PROBLEM :: How many lines in this material include the string "Create"? Answer with the number and nothing further.

## BEGIN RECORDS FOR THE EXERCISE

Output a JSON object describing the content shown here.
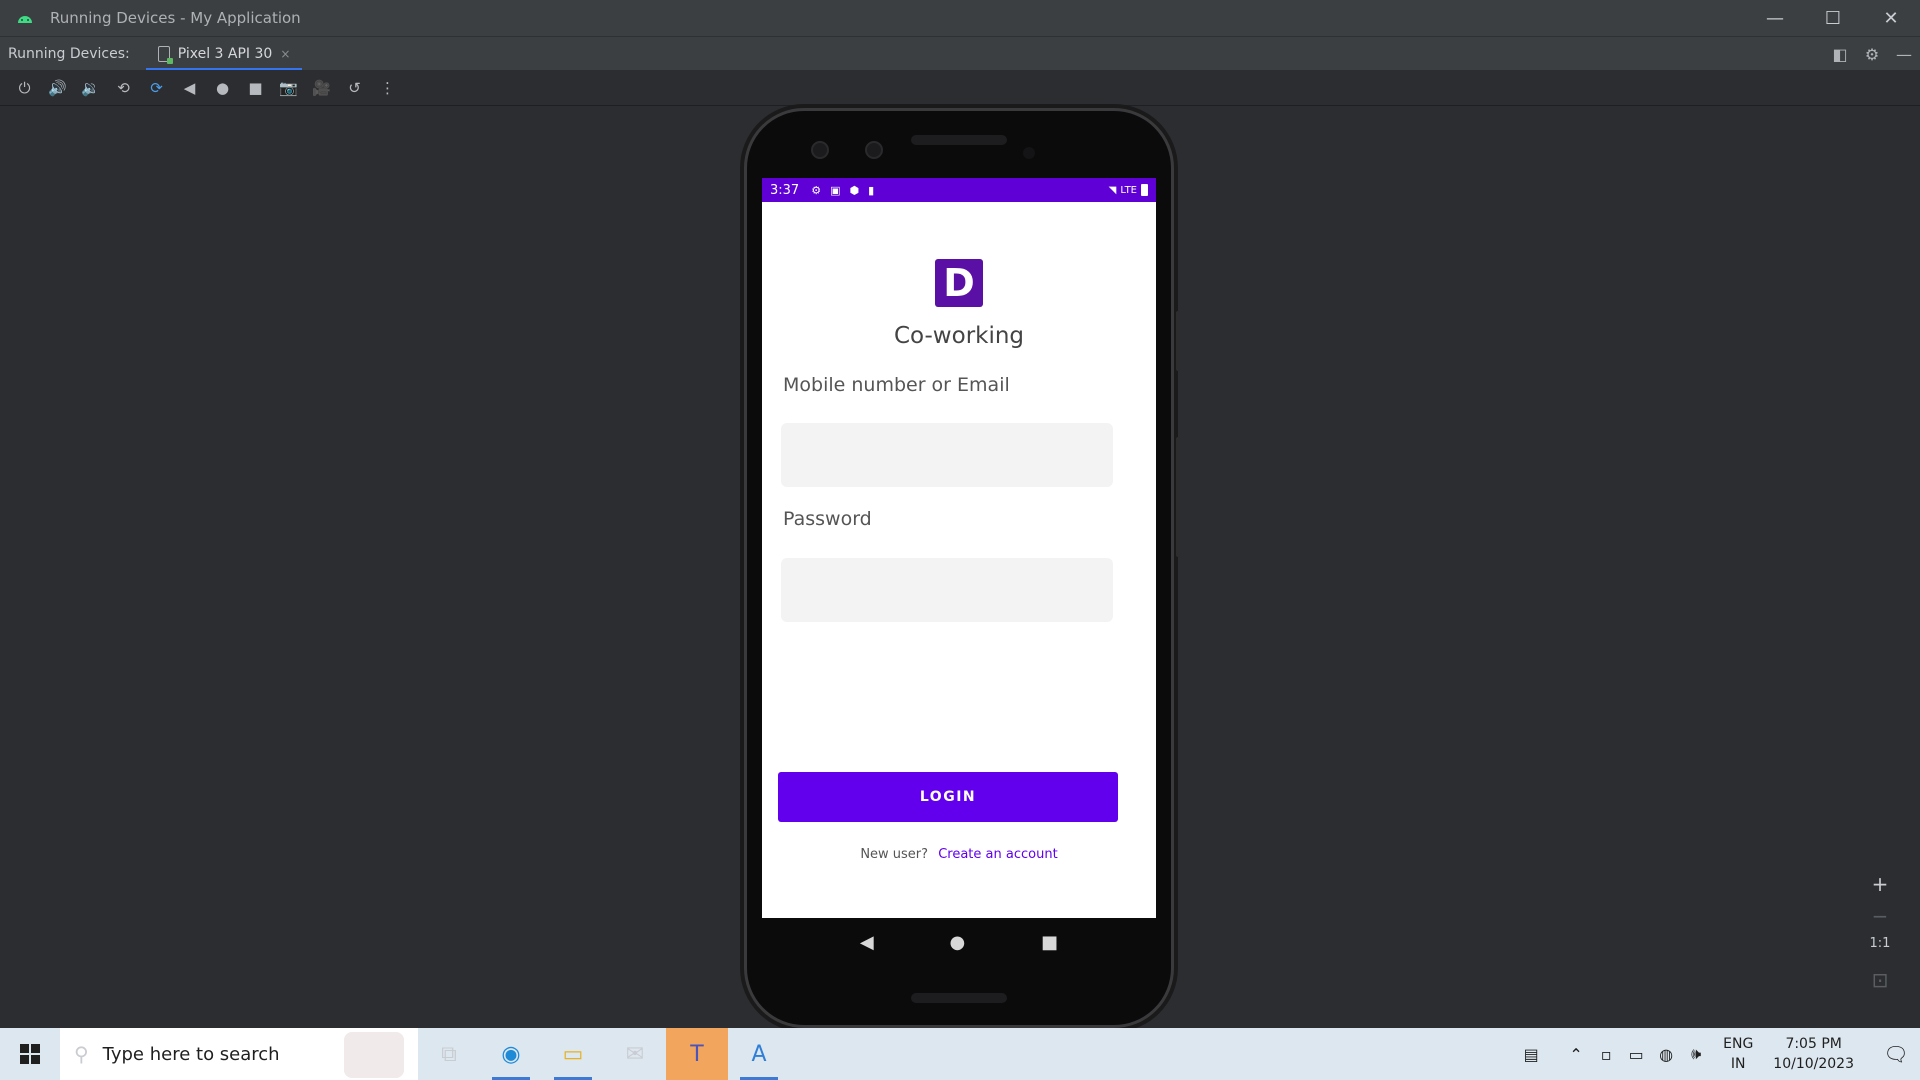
{
  "window": {
    "title": "Running Devices - My Application",
    "controls": {
      "minimize": "—",
      "maximize": "☐",
      "close": "✕"
    }
  },
  "tabbar": {
    "label": "Running Devices:",
    "tab_label": "Pixel 3 API 30",
    "tab_close": "×",
    "right_icons": [
      "layout-icon",
      "gear-icon",
      "hide-icon"
    ]
  },
  "toolbar": {
    "buttons": [
      "power",
      "volume-up",
      "volume-down",
      "rotate-left",
      "rotate-right",
      "back",
      "home",
      "overview",
      "screenshot",
      "screen-record",
      "reset",
      "more"
    ]
  },
  "device": {
    "status": {
      "time": "3:37",
      "network": "LTE"
    },
    "app_name": "Co-working",
    "logo_letter": "D",
    "logo_color": "#5a0fa5",
    "accent_color": "#6200ee",
    "fields": [
      {
        "label": "Mobile number or Email",
        "value": ""
      },
      {
        "label": "Password",
        "value": ""
      }
    ],
    "login_label": "LOGIN",
    "signup_prompt": "New user?",
    "signup_link": "Create an account"
  },
  "zoom": {
    "zoom_in": "+",
    "zoom_out": "−",
    "actual_size": "1:1"
  },
  "taskbar": {
    "search_placeholder": "Type here to search",
    "language": {
      "line1": "ENG",
      "line2": "IN"
    },
    "time": "7:05 PM",
    "date": "10/10/2023"
  }
}
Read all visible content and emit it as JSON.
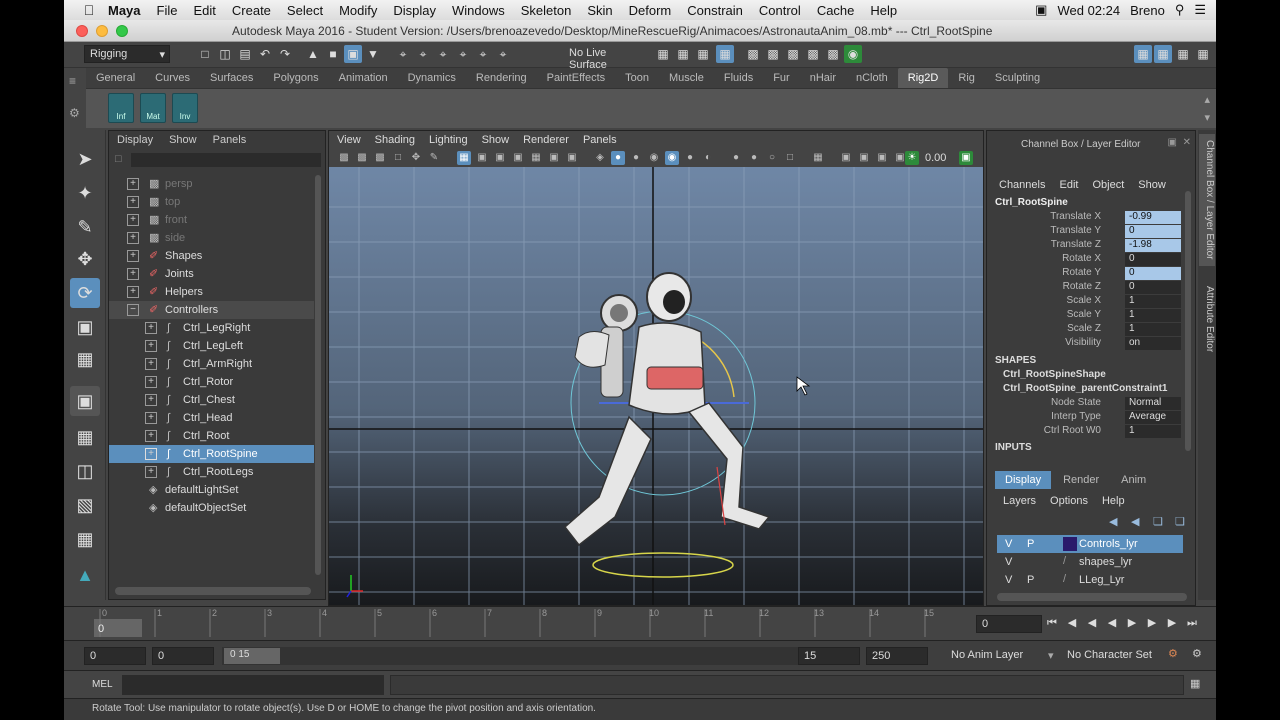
{
  "mac_menu": {
    "app": "Maya",
    "items": [
      "File",
      "Edit",
      "Create",
      "Select",
      "Modify",
      "Display",
      "Windows",
      "Skeleton",
      "Skin",
      "Deform",
      "Constrain",
      "Control",
      "Cache",
      "Help"
    ],
    "clock": "Wed 02:24",
    "user": "Breno"
  },
  "window": {
    "title": "Autodesk Maya 2016 - Student Version: /Users/brenoazevedo/Desktop/MineRescueRig/Animacoes/AstronautaAnim_08.mb*   ---   Ctrl_RootSpine"
  },
  "status_line": {
    "menu_set": "Rigging",
    "live_surface": "No Live Surface"
  },
  "shelf": {
    "tabs": [
      "General",
      "Curves",
      "Surfaces",
      "Polygons",
      "Animation",
      "Dynamics",
      "Rendering",
      "PaintEffects",
      "Toon",
      "Muscle",
      "Fluids",
      "Fur",
      "nHair",
      "nCloth",
      "Rig2D",
      "Rig",
      "Sculpting"
    ],
    "active_tab": "Rig2D",
    "buttons": [
      "Inf",
      "Mat",
      "Inv"
    ]
  },
  "outliner": {
    "menu": [
      "Display",
      "Show",
      "Panels"
    ],
    "items": [
      {
        "label": "persp"
      },
      {
        "label": "top"
      },
      {
        "label": "front"
      },
      {
        "label": "side"
      },
      {
        "label": "Shapes"
      },
      {
        "label": "Joints"
      },
      {
        "label": "Helpers"
      },
      {
        "label": "Controllers"
      },
      {
        "label": "Ctrl_LegRight"
      },
      {
        "label": "Ctrl_LegLeft"
      },
      {
        "label": "Ctrl_ArmRight"
      },
      {
        "label": "Ctrl_Rotor"
      },
      {
        "label": "Ctrl_Chest"
      },
      {
        "label": "Ctrl_Head"
      },
      {
        "label": "Ctrl_Root"
      },
      {
        "label": "Ctrl_RootSpine"
      },
      {
        "label": "Ctrl_RootLegs"
      },
      {
        "label": "defaultLightSet"
      },
      {
        "label": "defaultObjectSet"
      }
    ]
  },
  "viewport": {
    "menu": [
      "View",
      "Shading",
      "Lighting",
      "Show",
      "Renderer",
      "Panels"
    ],
    "exposure": "0.00"
  },
  "channel_box": {
    "header": "Channel Box / Layer Editor",
    "menu": [
      "Channels",
      "Edit",
      "Object",
      "Show"
    ],
    "object": "Ctrl_RootSpine",
    "channels": [
      {
        "name": "Translate X",
        "value": "-0.99"
      },
      {
        "name": "Translate Y",
        "value": "0"
      },
      {
        "name": "Translate Z",
        "value": "-1.98"
      },
      {
        "name": "Rotate X",
        "value": "0"
      },
      {
        "name": "Rotate Y",
        "value": "0"
      },
      {
        "name": "Rotate Z",
        "value": "0"
      },
      {
        "name": "Scale X",
        "value": "1"
      },
      {
        "name": "Scale Y",
        "value": "1"
      },
      {
        "name": "Scale Z",
        "value": "1"
      },
      {
        "name": "Visibility",
        "value": "on"
      }
    ],
    "shapes_label": "SHAPES",
    "shape_nodes": [
      "Ctrl_RootSpineShape",
      "Ctrl_RootSpine_parentConstraint1"
    ],
    "constraint": [
      {
        "name": "Node State",
        "value": "Normal"
      },
      {
        "name": "Interp Type",
        "value": "Average"
      },
      {
        "name": "Ctrl Root W0",
        "value": "1"
      }
    ],
    "inputs_label": "INPUTS"
  },
  "layer_editor": {
    "tabs": [
      "Display",
      "Render",
      "Anim"
    ],
    "menu": [
      "Layers",
      "Options",
      "Help"
    ],
    "layers": [
      {
        "v": "V",
        "p": "P",
        "name": "Controls_lyr",
        "color": "#2a1a6b"
      },
      {
        "v": "V",
        "p": "",
        "name": "shapes_lyr",
        "color": ""
      },
      {
        "v": "V",
        "p": "P",
        "name": "LLeg_Lyr",
        "color": ""
      }
    ]
  },
  "side_tabs": [
    "Channel Box / Layer Editor",
    "Attribute Editor"
  ],
  "time_slider": {
    "ticks": [
      "0",
      "1",
      "2",
      "3",
      "4",
      "5",
      "6",
      "7",
      "8",
      "9",
      "10",
      "11",
      "12",
      "13",
      "14",
      "15"
    ],
    "current_frame": "0",
    "frame_field": "0"
  },
  "range_slider": {
    "start": "0",
    "playback_start": "0",
    "range_label": "0 15",
    "playback_end": "15",
    "end": "250",
    "anim_layer": "No Anim Layer",
    "character_set": "No Character Set"
  },
  "command_line": {
    "label": "MEL"
  },
  "help_line": {
    "text": "Rotate Tool: Use manipulator to rotate object(s). Use D or HOME to change the pivot position and axis orientation."
  }
}
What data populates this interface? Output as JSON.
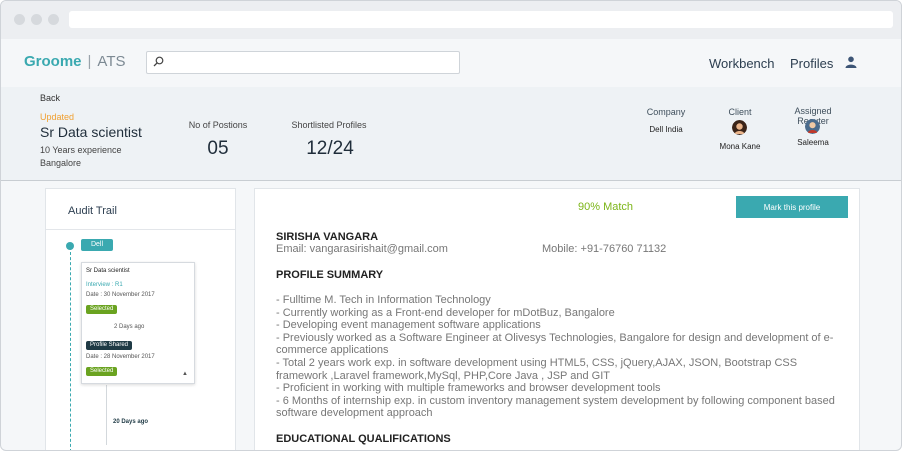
{
  "brand": {
    "name": "Groome",
    "product": "ATS"
  },
  "search": {
    "placeholder": ""
  },
  "nav": {
    "workbench": "Workbench",
    "profiles": "Profiles"
  },
  "header": {
    "back": "Back",
    "status": "Updated",
    "job_title": "Sr Data scientist",
    "experience": "10 Years experience",
    "location": "Bangalore",
    "positions_label": "No of Postions",
    "positions_value": "05",
    "shortlisted_label": "Shortlisted Profiles",
    "shortlisted_value": "12/24",
    "company_label": "Company",
    "company_value": "Dell India",
    "client_label": "Client",
    "client_value": "Mona Kane",
    "recruiter_label": "Assigned Recuter",
    "recruiter_value": "Saleema"
  },
  "audit": {
    "title": "Audit Trail",
    "company_tag": "Dell",
    "card": {
      "title": "Sr Data scientist",
      "interview": "Interview : R1",
      "date1": "Date : 30 November 2017",
      "status1": "Selected",
      "days1": "2 Days ago",
      "status2": "Profile Shared",
      "date2": "Date : 28 November 2017",
      "status3": "Selected"
    },
    "days2": "20 Days ago"
  },
  "profile": {
    "match": "90% Match",
    "mark_button": "Mark this profile",
    "name": "SIRISHA VANGARA",
    "email": "Email: vangarasirishait@gmail.com",
    "mobile": "Mobile: +91-76760 71132",
    "summary_heading": "PROFILE SUMMARY",
    "summary": [
      "- Fulltime M. Tech in Information Technology",
      "- Currently working as a Front-end developer for mDotBuz, Bangalore",
      "- Developing event management software applications",
      "- Previously worked as a Software Engineer at Olivesys Technologies, Bangalore for design and development of e-commerce applications",
      "- Total 2 years work exp. in software development using HTML5, CSS, jQuery,AJAX, JSON, Bootstrap CSS framework ,Laravel framework,MySql, PHP,Core  Java , JSP and GIT",
      "- Proficient in working with multiple frameworks and browser development tools",
      "- 6 Months of internship exp. in custom inventory management system development by following component based software development approach"
    ],
    "education_heading": "EDUCATIONAL QUALIFICATIONS"
  },
  "colors": {
    "accent": "#3aa9b0",
    "match": "#7cb518",
    "updated": "#f0a030",
    "selected": "#6aa320"
  },
  "icons": [
    "search-icon",
    "user-icon",
    "caret-up-icon"
  ]
}
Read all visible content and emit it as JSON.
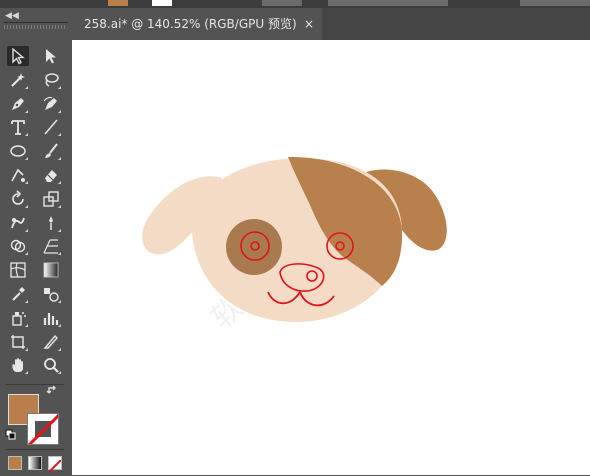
{
  "colors": {
    "ui_dark": "#535353",
    "accent": "#b97e4c",
    "canvas": "#ffffff",
    "dog_face": "#f3dbc6",
    "dog_brown": "#b8804c",
    "eye_patch": "#a97a50",
    "stroke_red": "#e0141b"
  },
  "topbar": {
    "collapse_label": "◀◀"
  },
  "document_tab": {
    "title": "258.ai* @ 140.52% (RGB/GPU 预览)",
    "close_label": "×"
  },
  "tools": [
    {
      "name": "selection-tool-icon",
      "active": true
    },
    {
      "name": "direct-selection-tool-icon"
    },
    {
      "name": "magic-wand-tool-icon"
    },
    {
      "name": "lasso-tool-icon"
    },
    {
      "name": "pen-tool-icon"
    },
    {
      "name": "curvature-tool-icon"
    },
    {
      "name": "type-tool-icon"
    },
    {
      "name": "line-segment-tool-icon"
    },
    {
      "name": "ellipse-tool-icon"
    },
    {
      "name": "paintbrush-tool-icon"
    },
    {
      "name": "shaper-tool-icon"
    },
    {
      "name": "eraser-tool-icon"
    },
    {
      "name": "rotate-tool-icon"
    },
    {
      "name": "scale-tool-icon"
    },
    {
      "name": "warp-tool-icon"
    },
    {
      "name": "puppet-warp-tool-icon"
    },
    {
      "name": "shape-builder-tool-icon"
    },
    {
      "name": "perspective-grid-tool-icon"
    },
    {
      "name": "mesh-tool-icon"
    },
    {
      "name": "gradient-tool-icon"
    },
    {
      "name": "eyedropper-tool-icon"
    },
    {
      "name": "blend-tool-icon"
    },
    {
      "name": "symbol-sprayer-tool-icon"
    },
    {
      "name": "column-graph-tool-icon"
    },
    {
      "name": "artboard-tool-icon"
    },
    {
      "name": "slice-tool-icon"
    },
    {
      "name": "hand-tool-icon"
    },
    {
      "name": "zoom-tool-icon"
    }
  ],
  "swatches": {
    "fill_color": "#b97e4c",
    "stroke_state": "none"
  },
  "watermark_text": "软件自学网"
}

## END RECORDS FOR THE EXERCISE

CORRECT RESULT :: 2